(Extracted records)
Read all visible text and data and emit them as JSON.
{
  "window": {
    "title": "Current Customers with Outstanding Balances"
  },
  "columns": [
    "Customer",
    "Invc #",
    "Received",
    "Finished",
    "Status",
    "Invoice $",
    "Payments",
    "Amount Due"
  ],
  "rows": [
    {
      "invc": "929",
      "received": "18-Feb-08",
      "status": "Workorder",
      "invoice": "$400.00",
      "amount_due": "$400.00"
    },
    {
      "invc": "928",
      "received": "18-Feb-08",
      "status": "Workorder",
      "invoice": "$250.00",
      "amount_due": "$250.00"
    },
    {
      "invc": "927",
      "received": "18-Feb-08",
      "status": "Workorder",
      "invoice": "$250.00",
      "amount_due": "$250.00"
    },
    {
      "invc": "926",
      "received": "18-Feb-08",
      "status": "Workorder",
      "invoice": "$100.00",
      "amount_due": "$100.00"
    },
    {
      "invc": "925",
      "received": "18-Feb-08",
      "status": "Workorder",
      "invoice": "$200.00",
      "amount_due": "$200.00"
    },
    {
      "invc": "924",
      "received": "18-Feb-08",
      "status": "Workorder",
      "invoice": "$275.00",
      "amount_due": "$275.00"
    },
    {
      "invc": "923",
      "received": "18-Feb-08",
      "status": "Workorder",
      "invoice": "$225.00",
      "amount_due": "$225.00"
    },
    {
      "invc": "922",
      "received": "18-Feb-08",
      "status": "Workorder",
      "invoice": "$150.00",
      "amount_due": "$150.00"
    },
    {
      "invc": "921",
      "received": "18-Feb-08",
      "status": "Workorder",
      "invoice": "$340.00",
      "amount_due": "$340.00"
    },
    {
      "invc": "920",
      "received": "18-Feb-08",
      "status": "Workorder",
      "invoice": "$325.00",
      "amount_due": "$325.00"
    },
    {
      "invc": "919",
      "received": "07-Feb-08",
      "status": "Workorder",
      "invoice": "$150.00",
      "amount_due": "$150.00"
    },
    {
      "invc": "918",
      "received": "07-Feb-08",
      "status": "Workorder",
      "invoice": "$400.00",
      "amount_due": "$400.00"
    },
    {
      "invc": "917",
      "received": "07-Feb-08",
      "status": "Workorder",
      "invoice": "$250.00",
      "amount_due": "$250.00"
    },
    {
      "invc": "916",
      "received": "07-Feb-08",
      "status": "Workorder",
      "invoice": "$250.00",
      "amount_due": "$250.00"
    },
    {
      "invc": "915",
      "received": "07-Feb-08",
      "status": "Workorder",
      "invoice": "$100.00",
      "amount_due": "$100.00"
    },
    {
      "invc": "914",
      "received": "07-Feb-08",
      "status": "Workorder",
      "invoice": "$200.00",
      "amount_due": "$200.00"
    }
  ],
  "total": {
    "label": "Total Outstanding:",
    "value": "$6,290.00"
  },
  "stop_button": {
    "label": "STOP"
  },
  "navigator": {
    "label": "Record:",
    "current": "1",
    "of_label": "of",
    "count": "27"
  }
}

Exercise objective: Reproduce the entries above exactly.

Response to the exercise:
Read all visible text and data and emit them as JSON.
{
  "window": {
    "title": "Current Customers with Outstanding Balances"
  },
  "columns": [
    "Customer",
    "Invc #",
    "Received",
    "Finished",
    "Status",
    "Invoice $",
    "Payments",
    "Amount Due"
  ],
  "rows": [
    {
      "invc": "929",
      "received": "18-Feb-08",
      "status": "Workorder",
      "invoice": "$400.00",
      "amount_due": "$400.00"
    },
    {
      "invc": "928",
      "received": "18-Feb-08",
      "status": "Workorder",
      "invoice": "$250.00",
      "amount_due": "$250.00"
    },
    {
      "invc": "927",
      "received": "18-Feb-08",
      "status": "Workorder",
      "invoice": "$250.00",
      "amount_due": "$250.00"
    },
    {
      "invc": "926",
      "received": "18-Feb-08",
      "status": "Workorder",
      "invoice": "$100.00",
      "amount_due": "$100.00"
    },
    {
      "invc": "925",
      "received": "18-Feb-08",
      "status": "Workorder",
      "invoice": "$200.00",
      "amount_due": "$200.00"
    },
    {
      "invc": "924",
      "received": "18-Feb-08",
      "status": "Workorder",
      "invoice": "$275.00",
      "amount_due": "$275.00"
    },
    {
      "invc": "923",
      "received": "18-Feb-08",
      "status": "Workorder",
      "invoice": "$225.00",
      "amount_due": "$225.00"
    },
    {
      "invc": "922",
      "received": "18-Feb-08",
      "status": "Workorder",
      "invoice": "$150.00",
      "amount_due": "$150.00"
    },
    {
      "invc": "921",
      "received": "18-Feb-08",
      "status": "Workorder",
      "invoice": "$340.00",
      "amount_due": "$340.00"
    },
    {
      "invc": "920",
      "received": "18-Feb-08",
      "status": "Workorder",
      "invoice": "$325.00",
      "amount_due": "$325.00"
    },
    {
      "invc": "919",
      "received": "07-Feb-08",
      "status": "Workorder",
      "invoice": "$150.00",
      "amount_due": "$150.00"
    },
    {
      "invc": "918",
      "received": "07-Feb-08",
      "status": "Workorder",
      "invoice": "$400.00",
      "amount_due": "$400.00"
    },
    {
      "invc": "917",
      "received": "07-Feb-08",
      "status": "Workorder",
      "invoice": "$250.00",
      "amount_due": "$250.00"
    },
    {
      "invc": "916",
      "received": "07-Feb-08",
      "status": "Workorder",
      "invoice": "$250.00",
      "amount_due": "$250.00"
    },
    {
      "invc": "915",
      "received": "07-Feb-08",
      "status": "Workorder",
      "invoice": "$100.00",
      "amount_due": "$100.00"
    },
    {
      "invc": "914",
      "received": "07-Feb-08",
      "status": "Workorder",
      "invoice": "$200.00",
      "amount_due": "$200.00"
    }
  ],
  "total": {
    "label": "Total Outstanding:",
    "value": "$6,290.00"
  },
  "stop_button": {
    "label": "STOP"
  },
  "navigator": {
    "label": "Record:",
    "current": "1",
    "of_label": "of",
    "count": "27"
  }
}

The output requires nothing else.